Description of the task: Repeat, without any change, the entries presented below.

(Data items)
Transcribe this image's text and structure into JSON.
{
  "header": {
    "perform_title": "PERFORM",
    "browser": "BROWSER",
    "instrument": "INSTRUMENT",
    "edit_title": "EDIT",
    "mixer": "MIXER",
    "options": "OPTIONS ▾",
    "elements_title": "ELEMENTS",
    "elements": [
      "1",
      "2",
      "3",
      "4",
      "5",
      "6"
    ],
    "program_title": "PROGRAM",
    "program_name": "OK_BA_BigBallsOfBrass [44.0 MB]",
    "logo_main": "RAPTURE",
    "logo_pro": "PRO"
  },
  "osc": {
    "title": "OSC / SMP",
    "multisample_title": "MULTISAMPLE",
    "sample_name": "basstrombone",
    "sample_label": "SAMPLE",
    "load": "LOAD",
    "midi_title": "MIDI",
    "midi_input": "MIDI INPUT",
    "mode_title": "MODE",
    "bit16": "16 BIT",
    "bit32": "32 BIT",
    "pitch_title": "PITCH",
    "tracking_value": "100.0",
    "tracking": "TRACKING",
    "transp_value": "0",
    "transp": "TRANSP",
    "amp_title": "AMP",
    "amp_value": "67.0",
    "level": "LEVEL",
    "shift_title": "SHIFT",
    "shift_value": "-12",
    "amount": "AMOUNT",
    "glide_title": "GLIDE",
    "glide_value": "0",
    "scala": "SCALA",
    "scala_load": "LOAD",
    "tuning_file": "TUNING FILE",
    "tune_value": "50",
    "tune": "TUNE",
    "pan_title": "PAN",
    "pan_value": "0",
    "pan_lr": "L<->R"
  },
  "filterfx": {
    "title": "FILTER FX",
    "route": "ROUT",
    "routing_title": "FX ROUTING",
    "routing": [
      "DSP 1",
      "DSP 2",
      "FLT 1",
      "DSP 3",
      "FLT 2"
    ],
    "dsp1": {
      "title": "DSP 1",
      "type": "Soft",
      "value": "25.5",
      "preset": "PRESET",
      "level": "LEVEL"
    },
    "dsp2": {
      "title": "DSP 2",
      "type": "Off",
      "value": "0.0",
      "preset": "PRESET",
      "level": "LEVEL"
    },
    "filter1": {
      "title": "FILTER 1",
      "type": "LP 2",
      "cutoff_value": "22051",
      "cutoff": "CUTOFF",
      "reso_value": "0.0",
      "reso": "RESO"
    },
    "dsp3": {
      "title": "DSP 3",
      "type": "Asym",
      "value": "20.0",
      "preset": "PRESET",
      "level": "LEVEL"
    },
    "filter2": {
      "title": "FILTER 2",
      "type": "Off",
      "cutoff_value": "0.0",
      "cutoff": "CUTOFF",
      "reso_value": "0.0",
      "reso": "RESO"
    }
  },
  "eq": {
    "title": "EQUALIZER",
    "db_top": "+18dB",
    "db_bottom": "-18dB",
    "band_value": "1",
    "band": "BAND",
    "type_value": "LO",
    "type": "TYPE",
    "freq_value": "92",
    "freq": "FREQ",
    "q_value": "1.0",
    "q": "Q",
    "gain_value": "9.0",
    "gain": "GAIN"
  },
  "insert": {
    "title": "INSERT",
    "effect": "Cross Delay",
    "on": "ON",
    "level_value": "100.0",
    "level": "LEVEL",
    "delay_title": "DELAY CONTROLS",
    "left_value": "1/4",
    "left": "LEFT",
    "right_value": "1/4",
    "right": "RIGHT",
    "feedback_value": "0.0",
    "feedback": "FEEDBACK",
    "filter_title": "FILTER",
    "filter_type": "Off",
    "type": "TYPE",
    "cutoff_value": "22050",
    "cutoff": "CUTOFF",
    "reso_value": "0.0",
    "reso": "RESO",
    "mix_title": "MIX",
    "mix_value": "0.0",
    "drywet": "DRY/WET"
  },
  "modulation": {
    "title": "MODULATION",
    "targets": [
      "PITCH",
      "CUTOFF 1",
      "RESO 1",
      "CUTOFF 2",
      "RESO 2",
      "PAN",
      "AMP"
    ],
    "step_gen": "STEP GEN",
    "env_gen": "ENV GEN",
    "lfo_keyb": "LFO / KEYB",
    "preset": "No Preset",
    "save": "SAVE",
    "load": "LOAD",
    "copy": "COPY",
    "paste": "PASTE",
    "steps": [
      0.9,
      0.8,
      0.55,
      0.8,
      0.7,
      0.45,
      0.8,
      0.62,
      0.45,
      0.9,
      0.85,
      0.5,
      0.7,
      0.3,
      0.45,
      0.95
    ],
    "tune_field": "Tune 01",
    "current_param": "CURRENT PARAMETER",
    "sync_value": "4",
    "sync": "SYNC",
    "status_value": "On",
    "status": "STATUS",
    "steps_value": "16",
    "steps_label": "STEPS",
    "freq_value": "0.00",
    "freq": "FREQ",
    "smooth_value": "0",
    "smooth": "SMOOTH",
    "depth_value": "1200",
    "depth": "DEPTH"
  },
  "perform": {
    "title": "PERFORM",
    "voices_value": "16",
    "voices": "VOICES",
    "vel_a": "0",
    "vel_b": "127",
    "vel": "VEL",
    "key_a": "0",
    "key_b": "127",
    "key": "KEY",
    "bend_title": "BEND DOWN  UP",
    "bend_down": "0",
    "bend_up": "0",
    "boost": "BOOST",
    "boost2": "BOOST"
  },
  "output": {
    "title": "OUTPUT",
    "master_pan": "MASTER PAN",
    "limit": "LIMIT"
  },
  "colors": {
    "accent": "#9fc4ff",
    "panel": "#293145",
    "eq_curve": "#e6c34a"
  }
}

Exercise solution:
Transcribe this image's text and structure into JSON.
{
  "header": {
    "perform_title": "PERFORM",
    "browser": "BROWSER",
    "instrument": "INSTRUMENT",
    "edit_title": "EDIT",
    "mixer": "MIXER",
    "options": "OPTIONS ▾",
    "elements_title": "ELEMENTS",
    "elements": [
      "1",
      "2",
      "3",
      "4",
      "5",
      "6"
    ],
    "program_title": "PROGRAM",
    "program_name": "OK_BA_BigBallsOfBrass [44.0 MB]",
    "logo_main": "RAPTURE",
    "logo_pro": "PRO"
  },
  "osc": {
    "title": "OSC / SMP",
    "multisample_title": "MULTISAMPLE",
    "sample_name": "basstrombone",
    "sample_label": "SAMPLE",
    "load": "LOAD",
    "midi_title": "MIDI",
    "midi_input": "MIDI INPUT",
    "mode_title": "MODE",
    "bit16": "16 BIT",
    "bit32": "32 BIT",
    "pitch_title": "PITCH",
    "tracking_value": "100.0",
    "tracking": "TRACKING",
    "transp_value": "0",
    "transp": "TRANSP",
    "amp_title": "AMP",
    "amp_value": "67.0",
    "level": "LEVEL",
    "shift_title": "SHIFT",
    "shift_value": "-12",
    "amount": "AMOUNT",
    "glide_title": "GLIDE",
    "glide_value": "0",
    "scala": "SCALA",
    "scala_load": "LOAD",
    "tuning_file": "TUNING FILE",
    "tune_value": "50",
    "tune": "TUNE",
    "pan_title": "PAN",
    "pan_value": "0",
    "pan_lr": "L<->R"
  },
  "filterfx": {
    "title": "FILTER FX",
    "route": "ROUT",
    "routing_title": "FX ROUTING",
    "routing": [
      "DSP 1",
      "DSP 2",
      "FLT 1",
      "DSP 3",
      "FLT 2"
    ],
    "dsp1": {
      "title": "DSP 1",
      "type": "Soft",
      "value": "25.5",
      "preset": "PRESET",
      "level": "LEVEL"
    },
    "dsp2": {
      "title": "DSP 2",
      "type": "Off",
      "value": "0.0",
      "preset": "PRESET",
      "level": "LEVEL"
    },
    "filter1": {
      "title": "FILTER 1",
      "type": "LP 2",
      "cutoff_value": "22051",
      "cutoff": "CUTOFF",
      "reso_value": "0.0",
      "reso": "RESO"
    },
    "dsp3": {
      "title": "DSP 3",
      "type": "Asym",
      "value": "20.0",
      "preset": "PRESET",
      "level": "LEVEL"
    },
    "filter2": {
      "title": "FILTER 2",
      "type": "Off",
      "cutoff_value": "0.0",
      "cutoff": "CUTOFF",
      "reso_value": "0.0",
      "reso": "RESO"
    }
  },
  "eq": {
    "title": "EQUALIZER",
    "db_top": "+18dB",
    "db_bottom": "-18dB",
    "band_value": "1",
    "band": "BAND",
    "type_value": "LO",
    "type": "TYPE",
    "freq_value": "92",
    "freq": "FREQ",
    "q_value": "1.0",
    "q": "Q",
    "gain_value": "9.0",
    "gain": "GAIN"
  },
  "insert": {
    "title": "INSERT",
    "effect": "Cross Delay",
    "on": "ON",
    "level_value": "100.0",
    "level": "LEVEL",
    "delay_title": "DELAY CONTROLS",
    "left_value": "1/4",
    "left": "LEFT",
    "right_value": "1/4",
    "right": "RIGHT",
    "feedback_value": "0.0",
    "feedback": "FEEDBACK",
    "filter_title": "FILTER",
    "filter_type": "Off",
    "type": "TYPE",
    "cutoff_value": "22050",
    "cutoff": "CUTOFF",
    "reso_value": "0.0",
    "reso": "RESO",
    "mix_title": "MIX",
    "mix_value": "0.0",
    "drywet": "DRY/WET"
  },
  "modulation": {
    "title": "MODULATION",
    "targets": [
      "PITCH",
      "CUTOFF 1",
      "RESO 1",
      "CUTOFF 2",
      "RESO 2",
      "PAN",
      "AMP"
    ],
    "step_gen": "STEP GEN",
    "env_gen": "ENV GEN",
    "lfo_keyb": "LFO / KEYB",
    "preset": "No Preset",
    "save": "SAVE",
    "load": "LOAD",
    "copy": "COPY",
    "paste": "PASTE",
    "steps": [
      0.9,
      0.8,
      0.55,
      0.8,
      0.7,
      0.45,
      0.8,
      0.62,
      0.45,
      0.9,
      0.85,
      0.5,
      0.7,
      0.3,
      0.45,
      0.95
    ],
    "tune_field": "Tune 01",
    "current_param": "CURRENT PARAMETER",
    "sync_value": "4",
    "sync": "SYNC",
    "status_value": "On",
    "status": "STATUS",
    "steps_value": "16",
    "steps_label": "STEPS",
    "freq_value": "0.00",
    "freq": "FREQ",
    "smooth_value": "0",
    "smooth": "SMOOTH",
    "depth_value": "1200",
    "depth": "DEPTH"
  },
  "perform": {
    "title": "PERFORM",
    "voices_value": "16",
    "voices": "VOICES",
    "vel_a": "0",
    "vel_b": "127",
    "vel": "VEL",
    "key_a": "0",
    "key_b": "127",
    "key": "KEY",
    "bend_title": "BEND DOWN  UP",
    "bend_down": "0",
    "bend_up": "0",
    "boost": "BOOST",
    "boost2": "BOOST"
  },
  "output": {
    "title": "OUTPUT",
    "master_pan": "MASTER PAN",
    "limit": "LIMIT"
  },
  "colors": {
    "accent": "#9fc4ff",
    "panel": "#293145",
    "eq_curve": "#e6c34a"
  }
}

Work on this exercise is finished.